» **Task objective**:
Search the records for "Kilpailun" and copy each line that holds it.

-- START Entries --

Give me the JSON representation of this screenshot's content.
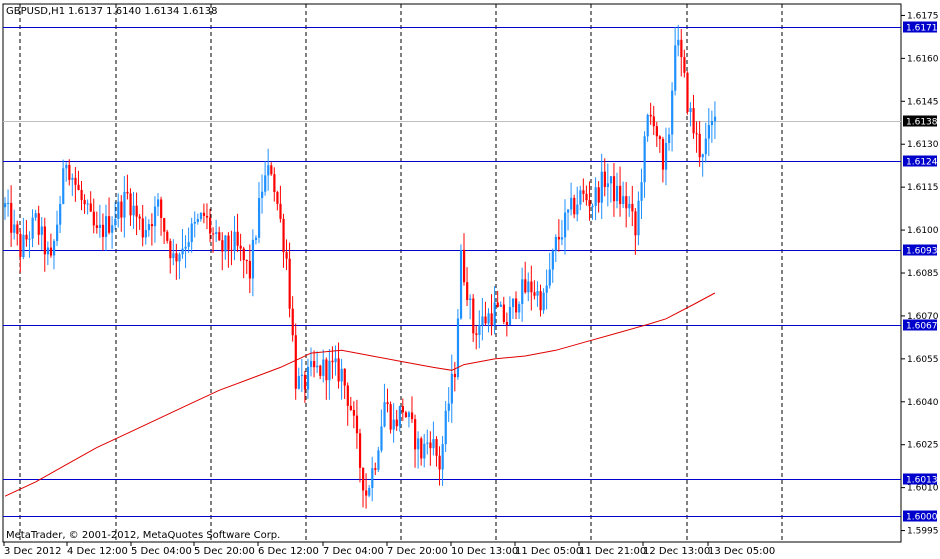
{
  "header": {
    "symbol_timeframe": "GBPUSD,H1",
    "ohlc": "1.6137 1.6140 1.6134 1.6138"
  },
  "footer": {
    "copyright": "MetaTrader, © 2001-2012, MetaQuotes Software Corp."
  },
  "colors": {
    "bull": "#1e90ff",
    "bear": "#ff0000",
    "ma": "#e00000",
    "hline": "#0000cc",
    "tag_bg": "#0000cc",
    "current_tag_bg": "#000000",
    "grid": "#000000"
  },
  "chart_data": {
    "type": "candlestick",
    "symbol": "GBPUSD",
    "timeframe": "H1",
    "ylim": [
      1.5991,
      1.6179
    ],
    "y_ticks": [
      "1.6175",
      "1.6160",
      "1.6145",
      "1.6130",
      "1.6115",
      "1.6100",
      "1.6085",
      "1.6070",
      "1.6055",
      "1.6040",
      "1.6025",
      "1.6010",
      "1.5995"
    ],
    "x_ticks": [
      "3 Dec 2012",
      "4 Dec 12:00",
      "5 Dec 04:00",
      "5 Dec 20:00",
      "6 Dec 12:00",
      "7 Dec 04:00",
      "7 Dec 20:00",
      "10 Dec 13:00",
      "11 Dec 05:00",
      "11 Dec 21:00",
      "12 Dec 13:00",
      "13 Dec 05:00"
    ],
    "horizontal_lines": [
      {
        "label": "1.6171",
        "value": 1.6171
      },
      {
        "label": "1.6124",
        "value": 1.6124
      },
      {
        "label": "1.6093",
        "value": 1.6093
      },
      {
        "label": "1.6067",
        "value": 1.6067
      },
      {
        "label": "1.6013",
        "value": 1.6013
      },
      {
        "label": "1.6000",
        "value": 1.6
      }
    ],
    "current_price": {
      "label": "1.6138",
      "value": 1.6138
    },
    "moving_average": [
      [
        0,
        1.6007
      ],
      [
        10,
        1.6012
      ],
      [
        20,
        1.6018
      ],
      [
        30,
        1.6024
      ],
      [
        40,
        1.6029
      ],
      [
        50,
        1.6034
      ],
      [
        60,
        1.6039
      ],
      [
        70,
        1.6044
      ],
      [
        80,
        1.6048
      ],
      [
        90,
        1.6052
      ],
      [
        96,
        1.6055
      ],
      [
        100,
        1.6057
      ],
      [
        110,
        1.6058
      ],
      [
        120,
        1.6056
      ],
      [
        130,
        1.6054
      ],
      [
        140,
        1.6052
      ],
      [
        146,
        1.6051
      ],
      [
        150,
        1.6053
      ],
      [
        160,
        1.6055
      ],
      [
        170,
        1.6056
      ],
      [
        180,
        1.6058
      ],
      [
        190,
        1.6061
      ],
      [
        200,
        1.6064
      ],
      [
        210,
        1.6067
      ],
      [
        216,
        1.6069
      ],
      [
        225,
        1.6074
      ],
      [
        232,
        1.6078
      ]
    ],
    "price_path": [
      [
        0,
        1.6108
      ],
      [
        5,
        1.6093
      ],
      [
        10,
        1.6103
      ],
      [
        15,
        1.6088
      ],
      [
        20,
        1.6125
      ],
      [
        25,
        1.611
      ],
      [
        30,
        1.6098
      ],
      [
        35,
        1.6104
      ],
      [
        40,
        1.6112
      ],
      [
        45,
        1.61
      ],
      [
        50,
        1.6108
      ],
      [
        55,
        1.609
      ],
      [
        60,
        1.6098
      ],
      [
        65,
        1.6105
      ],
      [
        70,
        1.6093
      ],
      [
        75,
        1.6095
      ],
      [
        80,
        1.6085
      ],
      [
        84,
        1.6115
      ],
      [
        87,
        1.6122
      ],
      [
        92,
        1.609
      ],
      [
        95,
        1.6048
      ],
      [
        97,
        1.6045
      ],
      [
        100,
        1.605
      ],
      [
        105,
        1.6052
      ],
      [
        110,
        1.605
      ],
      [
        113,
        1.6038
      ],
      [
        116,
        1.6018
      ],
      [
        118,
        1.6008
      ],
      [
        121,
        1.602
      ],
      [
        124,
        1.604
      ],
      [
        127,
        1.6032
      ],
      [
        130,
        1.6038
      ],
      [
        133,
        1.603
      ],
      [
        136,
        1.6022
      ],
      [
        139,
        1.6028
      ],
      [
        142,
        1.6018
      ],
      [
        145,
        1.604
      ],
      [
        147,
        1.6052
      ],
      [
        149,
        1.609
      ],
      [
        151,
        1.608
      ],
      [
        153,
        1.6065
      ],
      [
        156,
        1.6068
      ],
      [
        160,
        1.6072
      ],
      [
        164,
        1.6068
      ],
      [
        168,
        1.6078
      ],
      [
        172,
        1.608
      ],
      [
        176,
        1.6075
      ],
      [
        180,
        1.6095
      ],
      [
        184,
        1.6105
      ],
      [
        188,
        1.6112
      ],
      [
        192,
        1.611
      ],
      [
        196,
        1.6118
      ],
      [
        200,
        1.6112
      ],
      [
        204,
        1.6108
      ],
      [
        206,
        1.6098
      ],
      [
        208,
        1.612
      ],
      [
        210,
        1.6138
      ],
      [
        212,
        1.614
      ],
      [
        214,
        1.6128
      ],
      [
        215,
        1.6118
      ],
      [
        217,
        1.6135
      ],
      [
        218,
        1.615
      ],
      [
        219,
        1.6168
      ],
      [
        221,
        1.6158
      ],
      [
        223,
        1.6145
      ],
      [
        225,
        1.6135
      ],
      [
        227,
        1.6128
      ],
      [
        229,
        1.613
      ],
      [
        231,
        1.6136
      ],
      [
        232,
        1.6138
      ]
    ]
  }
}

-- END Entries --
-- START Entries --

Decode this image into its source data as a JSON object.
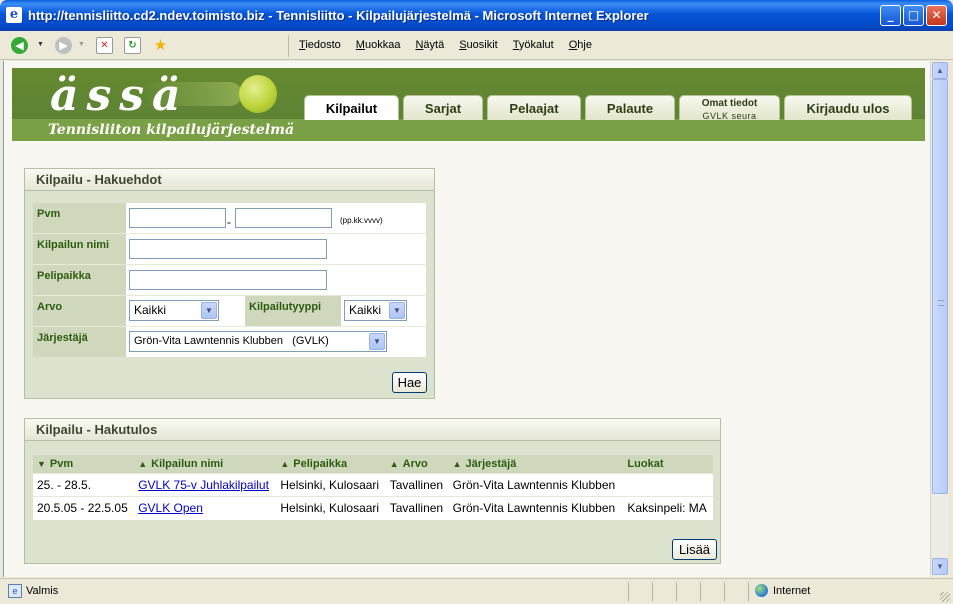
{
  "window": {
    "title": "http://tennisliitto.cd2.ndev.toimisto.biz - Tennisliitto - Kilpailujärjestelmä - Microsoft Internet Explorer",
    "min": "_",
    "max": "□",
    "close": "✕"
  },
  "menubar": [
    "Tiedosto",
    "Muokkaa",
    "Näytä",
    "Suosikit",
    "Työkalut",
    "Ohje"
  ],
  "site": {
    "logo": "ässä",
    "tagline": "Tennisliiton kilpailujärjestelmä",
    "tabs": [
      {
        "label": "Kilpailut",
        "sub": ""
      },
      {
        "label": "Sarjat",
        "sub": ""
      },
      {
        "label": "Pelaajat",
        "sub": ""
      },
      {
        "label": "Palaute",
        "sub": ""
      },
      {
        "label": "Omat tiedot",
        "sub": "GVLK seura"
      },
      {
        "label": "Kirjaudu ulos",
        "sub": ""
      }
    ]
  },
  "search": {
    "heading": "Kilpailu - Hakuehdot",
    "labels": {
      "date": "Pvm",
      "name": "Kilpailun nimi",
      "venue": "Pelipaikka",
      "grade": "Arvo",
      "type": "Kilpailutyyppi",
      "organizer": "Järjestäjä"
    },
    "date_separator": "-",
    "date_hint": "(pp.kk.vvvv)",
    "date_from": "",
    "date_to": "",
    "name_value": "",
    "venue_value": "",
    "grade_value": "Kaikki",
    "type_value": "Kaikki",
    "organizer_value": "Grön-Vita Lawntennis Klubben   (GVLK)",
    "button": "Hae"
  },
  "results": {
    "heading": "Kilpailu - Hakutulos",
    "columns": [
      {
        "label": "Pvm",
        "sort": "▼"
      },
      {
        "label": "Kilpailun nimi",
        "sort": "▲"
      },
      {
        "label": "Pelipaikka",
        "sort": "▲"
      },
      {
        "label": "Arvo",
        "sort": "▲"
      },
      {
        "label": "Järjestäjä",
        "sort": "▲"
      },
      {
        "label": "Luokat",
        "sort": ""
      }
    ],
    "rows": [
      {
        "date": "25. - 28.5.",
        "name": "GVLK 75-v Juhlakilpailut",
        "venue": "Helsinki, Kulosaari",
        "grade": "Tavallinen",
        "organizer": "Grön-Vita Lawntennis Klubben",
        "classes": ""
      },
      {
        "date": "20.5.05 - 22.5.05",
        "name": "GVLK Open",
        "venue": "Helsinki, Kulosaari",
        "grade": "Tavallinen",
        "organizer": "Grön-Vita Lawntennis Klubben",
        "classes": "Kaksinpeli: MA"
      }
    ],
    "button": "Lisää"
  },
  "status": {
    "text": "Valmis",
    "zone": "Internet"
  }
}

-- END Entries --

» **Response to this task**:
      "name": "Kilpailun nimi",
        "label": "Kilpailun nimi",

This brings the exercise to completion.